▶ _Data in this exercise_:

──────────────────────────────

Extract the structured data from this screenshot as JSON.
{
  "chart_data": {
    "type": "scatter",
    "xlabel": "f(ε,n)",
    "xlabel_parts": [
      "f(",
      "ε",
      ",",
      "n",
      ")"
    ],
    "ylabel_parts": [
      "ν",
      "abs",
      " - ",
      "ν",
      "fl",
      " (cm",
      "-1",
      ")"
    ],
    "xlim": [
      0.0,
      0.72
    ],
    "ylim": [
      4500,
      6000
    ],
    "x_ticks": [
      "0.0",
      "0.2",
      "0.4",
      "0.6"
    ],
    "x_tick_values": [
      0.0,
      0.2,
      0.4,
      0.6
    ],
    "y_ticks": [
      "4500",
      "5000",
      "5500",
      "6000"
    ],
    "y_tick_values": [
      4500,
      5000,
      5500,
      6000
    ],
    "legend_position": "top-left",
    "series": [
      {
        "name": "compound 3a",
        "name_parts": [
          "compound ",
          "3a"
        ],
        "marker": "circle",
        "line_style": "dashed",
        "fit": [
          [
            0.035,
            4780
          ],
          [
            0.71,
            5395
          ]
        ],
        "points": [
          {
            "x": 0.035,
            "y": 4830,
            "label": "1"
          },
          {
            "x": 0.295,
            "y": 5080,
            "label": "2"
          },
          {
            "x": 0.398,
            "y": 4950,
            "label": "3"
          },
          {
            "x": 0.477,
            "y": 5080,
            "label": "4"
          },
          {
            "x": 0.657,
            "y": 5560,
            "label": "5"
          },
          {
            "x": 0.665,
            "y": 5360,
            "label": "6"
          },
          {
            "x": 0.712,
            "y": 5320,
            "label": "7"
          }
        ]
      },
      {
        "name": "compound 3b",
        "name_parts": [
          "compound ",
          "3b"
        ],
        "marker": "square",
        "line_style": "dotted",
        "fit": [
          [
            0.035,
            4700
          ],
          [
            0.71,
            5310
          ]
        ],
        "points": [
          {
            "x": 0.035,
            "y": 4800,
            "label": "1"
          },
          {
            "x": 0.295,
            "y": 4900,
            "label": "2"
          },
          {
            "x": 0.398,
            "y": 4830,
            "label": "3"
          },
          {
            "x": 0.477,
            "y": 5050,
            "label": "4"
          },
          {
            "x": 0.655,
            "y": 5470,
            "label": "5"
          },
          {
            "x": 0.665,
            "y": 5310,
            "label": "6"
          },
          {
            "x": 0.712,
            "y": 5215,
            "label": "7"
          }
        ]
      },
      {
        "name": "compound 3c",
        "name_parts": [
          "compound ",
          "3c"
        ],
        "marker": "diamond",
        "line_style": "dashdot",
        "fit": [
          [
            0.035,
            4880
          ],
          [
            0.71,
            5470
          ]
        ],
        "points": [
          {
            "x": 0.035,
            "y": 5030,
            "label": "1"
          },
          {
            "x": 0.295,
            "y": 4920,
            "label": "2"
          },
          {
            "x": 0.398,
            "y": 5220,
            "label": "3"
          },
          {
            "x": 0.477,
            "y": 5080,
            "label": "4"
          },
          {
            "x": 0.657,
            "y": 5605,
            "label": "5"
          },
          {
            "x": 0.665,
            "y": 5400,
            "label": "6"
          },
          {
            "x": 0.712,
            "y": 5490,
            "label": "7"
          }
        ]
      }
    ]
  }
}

──────────────────────────────

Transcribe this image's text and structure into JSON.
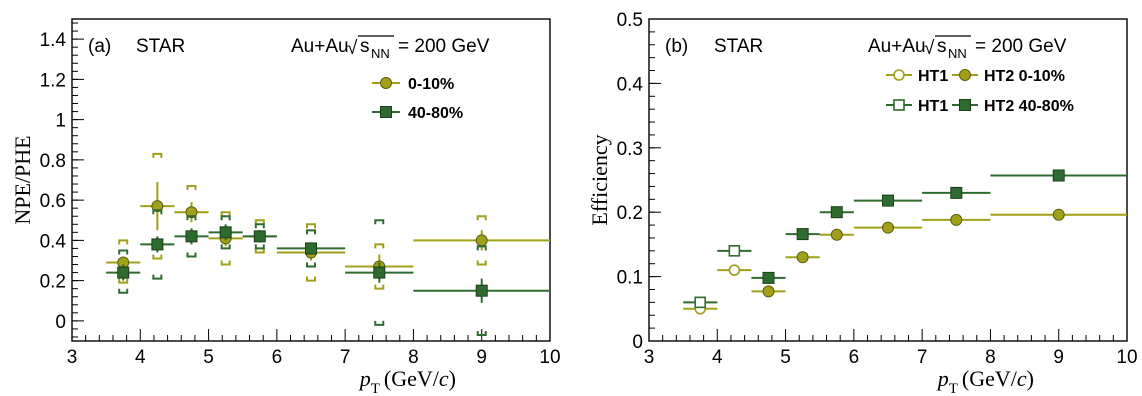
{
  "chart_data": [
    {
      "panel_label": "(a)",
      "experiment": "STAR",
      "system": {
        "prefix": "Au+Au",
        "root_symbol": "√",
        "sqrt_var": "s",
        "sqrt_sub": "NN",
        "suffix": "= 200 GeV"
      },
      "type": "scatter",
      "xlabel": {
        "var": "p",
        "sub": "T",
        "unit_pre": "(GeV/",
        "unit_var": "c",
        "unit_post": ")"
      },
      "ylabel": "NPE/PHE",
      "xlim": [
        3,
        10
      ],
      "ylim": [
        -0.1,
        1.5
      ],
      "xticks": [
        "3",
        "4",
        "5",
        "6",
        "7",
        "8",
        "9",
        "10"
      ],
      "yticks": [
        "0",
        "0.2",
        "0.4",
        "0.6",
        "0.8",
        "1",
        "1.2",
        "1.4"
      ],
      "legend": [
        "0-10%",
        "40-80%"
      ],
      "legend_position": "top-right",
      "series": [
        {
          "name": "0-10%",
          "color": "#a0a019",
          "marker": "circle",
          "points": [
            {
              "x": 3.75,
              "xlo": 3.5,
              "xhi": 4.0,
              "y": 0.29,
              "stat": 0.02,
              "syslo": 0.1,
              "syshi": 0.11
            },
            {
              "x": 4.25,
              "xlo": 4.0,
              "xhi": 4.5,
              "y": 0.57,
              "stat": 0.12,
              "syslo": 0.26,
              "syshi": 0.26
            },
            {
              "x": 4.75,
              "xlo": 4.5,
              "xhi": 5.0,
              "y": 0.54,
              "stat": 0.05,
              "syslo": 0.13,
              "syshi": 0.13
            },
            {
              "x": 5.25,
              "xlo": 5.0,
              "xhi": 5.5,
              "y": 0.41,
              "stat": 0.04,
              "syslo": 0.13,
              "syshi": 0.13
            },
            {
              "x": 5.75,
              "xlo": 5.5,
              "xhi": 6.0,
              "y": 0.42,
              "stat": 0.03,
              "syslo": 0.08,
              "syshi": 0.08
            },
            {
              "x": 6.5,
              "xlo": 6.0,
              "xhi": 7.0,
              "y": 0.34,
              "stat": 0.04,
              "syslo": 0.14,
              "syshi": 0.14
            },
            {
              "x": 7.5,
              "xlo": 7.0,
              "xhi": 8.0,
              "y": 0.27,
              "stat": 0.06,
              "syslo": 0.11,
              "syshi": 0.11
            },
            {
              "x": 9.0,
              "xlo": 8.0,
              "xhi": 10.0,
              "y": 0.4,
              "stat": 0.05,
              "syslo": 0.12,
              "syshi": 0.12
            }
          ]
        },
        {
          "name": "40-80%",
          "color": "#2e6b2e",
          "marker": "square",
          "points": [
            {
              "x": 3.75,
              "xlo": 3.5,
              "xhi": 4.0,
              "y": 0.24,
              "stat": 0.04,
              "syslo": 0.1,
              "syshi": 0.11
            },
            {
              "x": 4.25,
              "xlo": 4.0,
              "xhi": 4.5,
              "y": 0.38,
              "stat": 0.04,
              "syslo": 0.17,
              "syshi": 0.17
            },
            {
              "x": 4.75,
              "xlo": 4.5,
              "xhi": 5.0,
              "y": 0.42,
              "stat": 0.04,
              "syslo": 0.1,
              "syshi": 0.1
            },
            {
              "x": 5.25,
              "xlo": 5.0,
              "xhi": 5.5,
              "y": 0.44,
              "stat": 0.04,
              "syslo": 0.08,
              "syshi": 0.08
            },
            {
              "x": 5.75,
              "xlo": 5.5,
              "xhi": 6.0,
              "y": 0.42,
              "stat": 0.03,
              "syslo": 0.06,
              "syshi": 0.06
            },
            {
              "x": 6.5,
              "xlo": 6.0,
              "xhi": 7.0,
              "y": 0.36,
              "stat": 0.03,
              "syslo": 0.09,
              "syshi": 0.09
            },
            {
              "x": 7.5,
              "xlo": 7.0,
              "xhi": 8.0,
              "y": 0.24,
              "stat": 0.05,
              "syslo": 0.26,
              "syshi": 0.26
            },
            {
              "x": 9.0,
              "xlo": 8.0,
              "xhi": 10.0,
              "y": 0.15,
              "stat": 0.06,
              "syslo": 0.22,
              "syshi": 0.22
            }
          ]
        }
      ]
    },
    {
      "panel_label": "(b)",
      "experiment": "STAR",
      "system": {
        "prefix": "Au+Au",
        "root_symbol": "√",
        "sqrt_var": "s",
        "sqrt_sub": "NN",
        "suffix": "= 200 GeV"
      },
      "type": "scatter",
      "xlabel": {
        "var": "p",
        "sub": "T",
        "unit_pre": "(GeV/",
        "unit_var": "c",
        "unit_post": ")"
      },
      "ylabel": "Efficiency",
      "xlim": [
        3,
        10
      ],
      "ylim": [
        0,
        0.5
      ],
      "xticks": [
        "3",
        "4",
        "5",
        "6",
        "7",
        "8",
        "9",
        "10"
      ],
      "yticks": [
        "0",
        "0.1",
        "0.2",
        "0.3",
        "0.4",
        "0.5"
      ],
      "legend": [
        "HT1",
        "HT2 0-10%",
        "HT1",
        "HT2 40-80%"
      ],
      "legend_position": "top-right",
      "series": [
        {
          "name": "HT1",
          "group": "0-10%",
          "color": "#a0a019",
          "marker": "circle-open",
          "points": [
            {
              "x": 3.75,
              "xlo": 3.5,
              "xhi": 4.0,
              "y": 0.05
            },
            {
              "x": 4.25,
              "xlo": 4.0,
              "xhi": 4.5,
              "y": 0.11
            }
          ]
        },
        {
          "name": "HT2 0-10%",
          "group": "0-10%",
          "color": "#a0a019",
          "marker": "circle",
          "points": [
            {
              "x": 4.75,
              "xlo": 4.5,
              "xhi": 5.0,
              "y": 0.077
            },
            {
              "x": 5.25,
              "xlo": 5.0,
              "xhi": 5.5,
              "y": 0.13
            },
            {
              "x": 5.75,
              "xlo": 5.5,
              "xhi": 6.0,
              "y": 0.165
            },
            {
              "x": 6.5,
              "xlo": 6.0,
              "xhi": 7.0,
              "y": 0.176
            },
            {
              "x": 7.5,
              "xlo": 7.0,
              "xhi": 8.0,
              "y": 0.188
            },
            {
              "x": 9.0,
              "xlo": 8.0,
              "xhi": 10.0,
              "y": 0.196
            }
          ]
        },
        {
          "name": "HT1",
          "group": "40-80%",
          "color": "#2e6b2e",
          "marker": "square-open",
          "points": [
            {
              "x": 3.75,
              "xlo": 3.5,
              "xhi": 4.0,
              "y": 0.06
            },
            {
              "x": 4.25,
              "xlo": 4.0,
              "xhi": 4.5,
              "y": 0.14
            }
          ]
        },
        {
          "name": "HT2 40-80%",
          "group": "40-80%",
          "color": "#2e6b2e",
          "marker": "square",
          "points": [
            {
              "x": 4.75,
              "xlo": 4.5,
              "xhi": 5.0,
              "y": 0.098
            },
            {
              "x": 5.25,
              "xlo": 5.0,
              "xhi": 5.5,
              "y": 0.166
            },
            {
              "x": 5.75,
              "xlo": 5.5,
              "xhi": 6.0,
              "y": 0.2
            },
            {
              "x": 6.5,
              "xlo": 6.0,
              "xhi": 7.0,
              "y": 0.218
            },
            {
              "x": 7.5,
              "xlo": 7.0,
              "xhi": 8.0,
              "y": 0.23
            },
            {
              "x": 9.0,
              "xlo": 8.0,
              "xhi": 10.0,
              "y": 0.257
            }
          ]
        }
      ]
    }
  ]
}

──────────────────────────────

▶ _Exercise prompt_:
Look through the entries and find each line that has the string "circle". Copy those lines.

▶ _The reply_:
        "marker": "circle",
          "marker": "circle",
          "marker": "circle-open",
          "marker": "circle",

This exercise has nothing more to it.